[Dataset content — start]
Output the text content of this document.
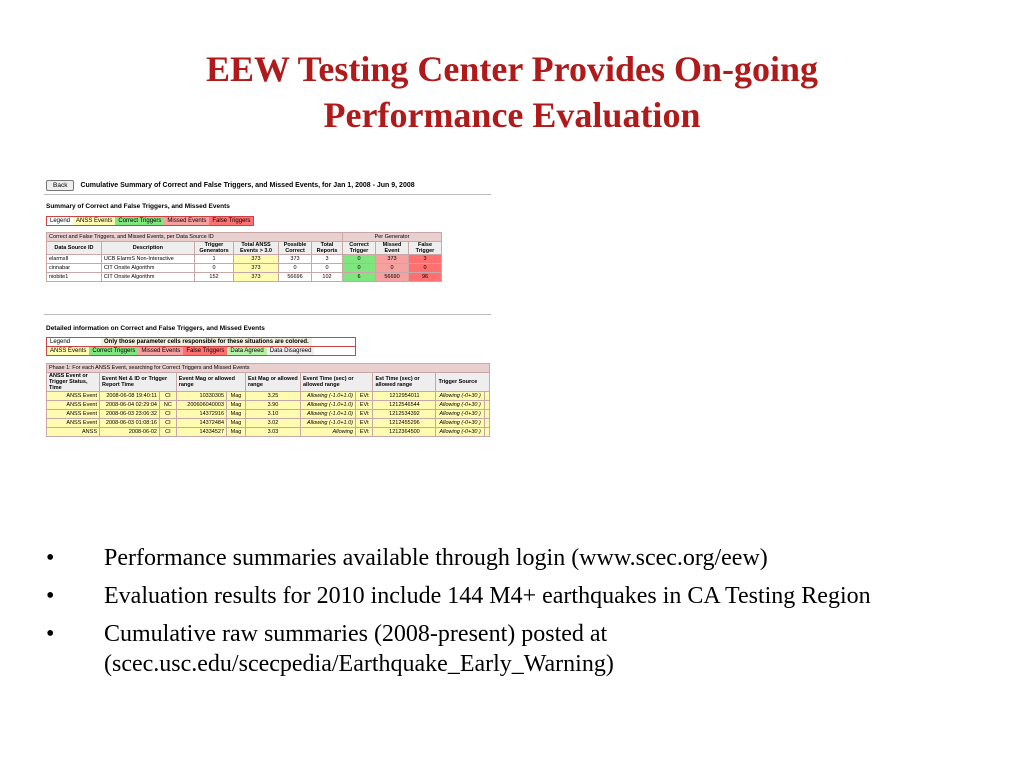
EEW Testing Center Provides On-going
Performance Evaluation
Back	Cumulative Summary of Correct and False Triggers, and Missed Events, for Jan 1, 2008 - Jun 9, 2008
Summary of Correct and False Triggers, and Missed Events
Legend	ANSS Events	Correct Triggers	Missed Events	False Triggers
Correct and False Triggers, and Missed Events, per Data Source ID						Per Generator		
Data Source ID	Description	Trigger Generators	Total ANSS Events > 3.0	Possible Correct	Total Reports	Correct Trigger	Missed Event	False Trigger
elarmsII	UCB ElarmS Non-Interactive	1	373	373	3	0	373	3
cinnabar	CIT Onsite Algorithm	0	373	0	0	0	0	0
niobite1	CIT Onsite Algorithm	152	373	56696	102	6	56690	96
Detailed information on Correct and False Triggers, and Missed Events
Legend	Only those parameter cells responsible for these situations are colored.
ANSS Events	Correct Triggers	Missed Events	False Triggers	Data Agreed	Data Disagreed
Phase 1: For each ANSS Event, searching for Correct Triggers and Missed Events										
ANSS Event or Trigger Status, Time	Event Net & ID or Trigger Report Time		Event Mag or allowed range		Est Mag or allowed range	Event Time (sec) or allowed range		Est Time (sec) or allowed range	Trigger Source	
ANSS Event	2008-06-08 19:40:11	CI	10330305	Mag	3.25	Allowing (-1.0+1.0)	EVt	1212954011	Allowing (-0+30 )	
ANSS Event	2008-06-04 02:29:04	NC	200606040003	Mag	3.90	Allowing (-1.0+1.0)	EVt	1212546544	Allowing (-0+30 )	
ANSS Event	2008-06-03 23:06:32	CI	14372916	Mag	3.10	Allowing (-1.0+1.0)	EVt	1212534392	Allowing (-0+30 )	
ANSS Event	2008-06-03 01:08:16	CI	14372484	Mag	3.02	Allowing (-1.0+1.0)	EVt	1212455296	Allowing (-0+30 )	
ANSS	2008-06-02	CI	14334527	Mag	3.03	Allowing	EVt	1212364500	Allowing (-0+30 )	
•	Performance summaries available through login (www.scec.org/eew)
•	Evaluation results for 2010 include 144 M4+ earthquakes in CA Testing Region
•	Cumulative raw summaries (2008-present) posted at (scec.usc.edu/scecpedia/Earthquake_Early_Warning)
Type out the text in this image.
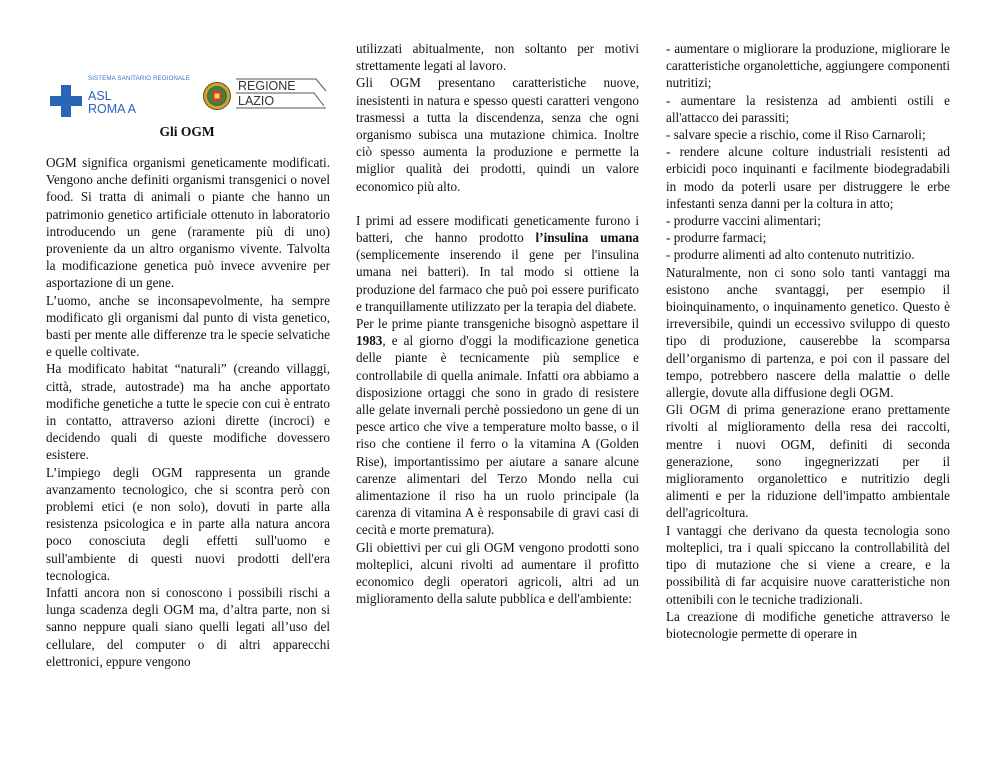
SISTEMA SANITARIO REGIONALE
ASL
ROMA A
REGIONE
LAZIO
Gli OGM

OGM significa organismi geneticamente modificati. Vengono anche definiti organismi transgenici o novel food. Si tratta di animali o piante che hanno un patrimonio genetico artificiale ottenuto in laboratorio introducendo un gene (raramente più di uno) proveniente da un altro organismo vivente. Talvolta la modificazione genetica può invece avvenire per asportazione di un gene.

L’uomo, anche se inconsapevolmente, ha sempre modificato gli organismi dal punto di vista genetico, basti per mente alle differenze tra le specie selvatiche e quelle coltivate.

Ha modificato habitat “naturali” (creando villaggi, città, strade, autostrade) ma ha anche apportato modifiche genetiche a tutte le specie con cui è entrato in contatto, attraverso azioni dirette (incroci) e decidendo quali di queste modifiche dovessero esistere.

L’impiego degli OGM rappresenta un grande avanzamento tecnologico, che si scontra però con problemi etici (e non solo), dovuti in parte alla resistenza psicologica e in parte alla natura ancora poco conosciuta degli effetti sull'uomo e sull'ambiente di questi nuovi prodotti dell'era tecnologica.

Infatti ancora non si conoscono i possibili rischi a lunga scadenza degli OGM ma, d’altra parte, non si sanno neppure quali siano quelli legati all’uso del cellulare, del computer o di altri apparecchi elettronici, eppure vengono

utilizzati abitualmente, non soltanto per motivi strettamente legati al lavoro.

Gli OGM presentano caratteristiche nuove, inesistenti in natura e spesso questi caratteri vengono trasmessi a tutta la discendenza, senza che ogni organismo subisca una mutazione chimica. Inoltre ciò spesso aumenta la produzione e permette la miglior qualità dei prodotti, quindi un valore economico più alto.

I primi ad essere modificati geneticamente furono i batteri, che hanno prodotto l’insulina umana (semplicemente inserendo il gene per l'insulina umana nei batteri). In tal modo si ottiene la produzione del farmaco che può poi essere purificato e tranquillamente utilizzato per la terapia del diabete.

Per le prime piante transgeniche bisognò aspettare il 1983, e al giorno d'oggi la modificazione genetica delle piante è tecnicamente più semplice e controllabile di quella animale. Infatti ora abbiamo a disposizione ortaggi che sono in grado di resistere alle gelate invernali perchè possiedono un gene di un pesce artico che vive a temperature molto basse, o il riso che contiene il ferro o la vitamina A (Golden Rise), importantissimo per aiutare a sanare alcune carenze alimentari del Terzo Mondo nella cui alimentazione il riso ha un ruolo principale (la carenza di vitamina A è responsabile di gravi casi di cecità e morte prematura).

Gli obiettivi per cui gli OGM vengono prodotti sono molteplici, alcuni rivolti ad aumentare il profitto economico degli operatori agricoli, altri ad un miglioramento della salute pubblica e dell'ambiente:

- aumentare o migliorare la produzione, migliorare le caratteristiche organolettiche, aggiungere componenti nutritizi;

- aumentare la resistenza ad ambienti ostili e all'attacco dei parassiti;

- salvare specie a rischio, come il Riso Carnaroli;

- rendere alcune colture industriali resistenti ad erbicidi poco inquinanti e facilmente biodegradabili in modo da poterli usare per distruggere le erbe infestanti senza danni per la coltura in atto;

- produrre vaccini alimentari;

- produrre farmaci;

- produrre alimenti ad alto contenuto nutritizio.

Naturalmente, non ci sono solo tanti vantaggi ma esistono anche svantaggi, per esempio il bioinquinamento, o inquinamento genetico. Questo è irreversibile, quindi un eccessivo sviluppo di questo tipo di produzione, causerebbe la scomparsa dell’organismo di partenza, e poi con il passare del tempo, potrebbero nascere della malattie o delle allergie, dovute alla diffusione degli OGM.

Gli OGM di prima generazione erano prettamente rivolti al miglioramento della resa dei raccolti, mentre i nuovi OGM, definiti di seconda generazione, sono ingegnerizzati per il miglioramento organolettico e nutritizio degli alimenti e per la riduzione dell'impatto ambientale dell'agricoltura.

I vantaggi che derivano da questa tecnologia sono molteplici, tra i quali spiccano la controllabilità del tipo di mutazione che si viene a creare, e la possibilità di far acquisire nuove caratteristiche non ottenibili con le tecniche tradizionali.

La creazione di modifiche genetiche attraverso le biotecnologie permette di operare in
[Dataset content — finish]
■ **Exercise details**: Retype each record exactly as it appears above and drop the images.

■ **Answer space**:
Output the text content of this document.
EEW Testing Center Provides On-going
Performance Evaluation
Back	Cumulative Summary of Correct and False Triggers, and Missed Events, for Jan 1, 2008 - Jun 9, 2008
Summary of Correct and False Triggers, and Missed Events
Legend	ANSS Events	Correct Triggers	Missed Events	False Triggers
Correct and False Triggers, and Missed Events, per Data Source ID						Per Generator		
Data Source ID	Description	Trigger Generators	Total ANSS Events > 3.0	Possible Correct	Total Reports	Correct Trigger	Missed Event	False Trigger
elarmsII	UCB ElarmS Non-Interactive	1	373	373	3	0	373	3
cinnabar	CIT Onsite Algorithm	0	373	0	0	0	0	0
niobite1	CIT Onsite Algorithm	152	373	56696	102	6	56690	96
Detailed information on Correct and False Triggers, and Missed Events
Legend	Only those parameter cells responsible for these situations are colored.
ANSS Events	Correct Triggers	Missed Events	False Triggers	Data Agreed	Data Disagreed
Phase 1: For each ANSS Event, searching for Correct Triggers and Missed Events										
ANSS Event or Trigger Status, Time	Event Net & ID or Trigger Report Time		Event Mag or allowed range		Est Mag or allowed range	Event Time (sec) or allowed range		Est Time (sec) or allowed range	Trigger Source	
ANSS Event	2008-06-08 19:40:11	CI	10330305	Mag	3.25	Allowing (-1.0+1.0)	EVt	1212954011	Allowing (-0+30 )	
ANSS Event	2008-06-04 02:29:04	NC	200606040003	Mag	3.90	Allowing (-1.0+1.0)	EVt	1212546544	Allowing (-0+30 )	
ANSS Event	2008-06-03 23:06:32	CI	14372916	Mag	3.10	Allowing (-1.0+1.0)	EVt	1212534392	Allowing (-0+30 )	
ANSS Event	2008-06-03 01:08:16	CI	14372484	Mag	3.02	Allowing (-1.0+1.0)	EVt	1212455296	Allowing (-0+30 )	
ANSS	2008-06-02	CI	14334527	Mag	3.03	Allowing	EVt	1212364500	Allowing (-0+30 )	
•	Performance summaries available through login (www.scec.org/eew)
•	Evaluation results for 2010 include 144 M4+ earthquakes in CA Testing Region
•	Cumulative raw summaries (2008-present) posted at (scec.usc.edu/scecpedia/Earthquake_Early_Warning)
Type out the text in this image.
SISTEMA SANITARIO REGIONALE
ASL
ROMA A
REGIONE
LAZIO
Gli OGM

OGM significa organismi geneticamente modificati. Vengono anche definiti organismi transgenici o novel food. Si tratta di animali o piante che hanno un patrimonio genetico artificiale ottenuto in laboratorio introducendo un gene (raramente più di uno) proveniente da un altro organismo vivente. Talvolta la modificazione genetica può invece avvenire per asportazione di un gene.

L’uomo, anche se inconsapevolmente, ha sempre modificato gli organismi dal punto di vista genetico, basti per mente alle differenze tra le specie selvatiche e quelle coltivate.

Ha modificato habitat “naturali” (creando villaggi, città, strade, autostrade) ma ha anche apportato modifiche genetiche a tutte le specie con cui è entrato in contatto, attraverso azioni dirette (incroci) e decidendo quali di queste modifiche dovessero esistere.

L’impiego degli OGM rappresenta un grande avanzamento tecnologico, che si scontra però con problemi etici (e non solo), dovuti in parte alla resistenza psicologica e in parte alla natura ancora poco conosciuta degli effetti sull'uomo e sull'ambiente di questi nuovi prodotti dell'era tecnologica.

Infatti ancora non si conoscono i possibili rischi a lunga scadenza degli OGM ma, d’altra parte, non si sanno neppure quali siano quelli legati all’uso del cellulare, del computer o di altri apparecchi elettronici, eppure vengono

utilizzati abitualmente, non soltanto per motivi strettamente legati al lavoro.

Gli OGM presentano caratteristiche nuove, inesistenti in natura e spesso questi caratteri vengono trasmessi a tutta la discendenza, senza che ogni organismo subisca una mutazione chimica. Inoltre ciò spesso aumenta la produzione e permette la miglior qualità dei prodotti, quindi un valore economico più alto.

I primi ad essere modificati geneticamente furono i batteri, che hanno prodotto l’insulina umana (semplicemente inserendo il gene per l'insulina umana nei batteri). In tal modo si ottiene la produzione del farmaco che può poi essere purificato e tranquillamente utilizzato per la terapia del diabete.

Per le prime piante transgeniche bisognò aspettare il 1983, e al giorno d'oggi la modificazione genetica delle piante è tecnicamente più semplice e controllabile di quella animale. Infatti ora abbiamo a disposizione ortaggi che sono in grado di resistere alle gelate invernali perchè possiedono un gene di un pesce artico che vive a temperature molto basse, o il riso che contiene il ferro o la vitamina A (Golden Rise), importantissimo per aiutare a sanare alcune carenze alimentari del Terzo Mondo nella cui alimentazione il riso ha un ruolo principale (la carenza di vitamina A è responsabile di gravi casi di cecità e morte prematura).

Gli obiettivi per cui gli OGM vengono prodotti sono molteplici, alcuni rivolti ad aumentare il profitto economico degli operatori agricoli, altri ad un miglioramento della salute pubblica e dell'ambiente:

- aumentare o migliorare la produzione, migliorare le caratteristiche organolettiche, aggiungere componenti nutritizi;

- aumentare la resistenza ad ambienti ostili e all'attacco dei parassiti;

- salvare specie a rischio, come il Riso Carnaroli;

- rendere alcune colture industriali resistenti ad erbicidi poco inquinanti e facilmente biodegradabili in modo da poterli usare per distruggere le erbe infestanti senza danni per la coltura in atto;

- produrre vaccini alimentari;

- produrre farmaci;

- produrre alimenti ad alto contenuto nutritizio.

Naturalmente, non ci sono solo tanti vantaggi ma esistono anche svantaggi, per esempio il bioinquinamento, o inquinamento genetico. Questo è irreversibile, quindi un eccessivo sviluppo di questo tipo di produzione, causerebbe la scomparsa dell’organismo di partenza, e poi con il passare del tempo, potrebbero nascere della malattie o delle allergie, dovute alla diffusione degli OGM.

Gli OGM di prima generazione erano prettamente rivolti al miglioramento della resa dei raccolti, mentre i nuovi OGM, definiti di seconda generazione, sono ingegnerizzati per il miglioramento organolettico e nutritizio degli alimenti e per la riduzione dell'impatto ambientale dell'agricoltura.

I vantaggi che derivano da questa tecnologia sono molteplici, tra i quali spiccano la controllabilità del tipo di mutazione che si viene a creare, e la possibilità di far acquisire nuove caratteristiche non ottenibili con le tecniche tradizionali.

La creazione di modifiche genetiche attraverso le biotecnologie permette di operare in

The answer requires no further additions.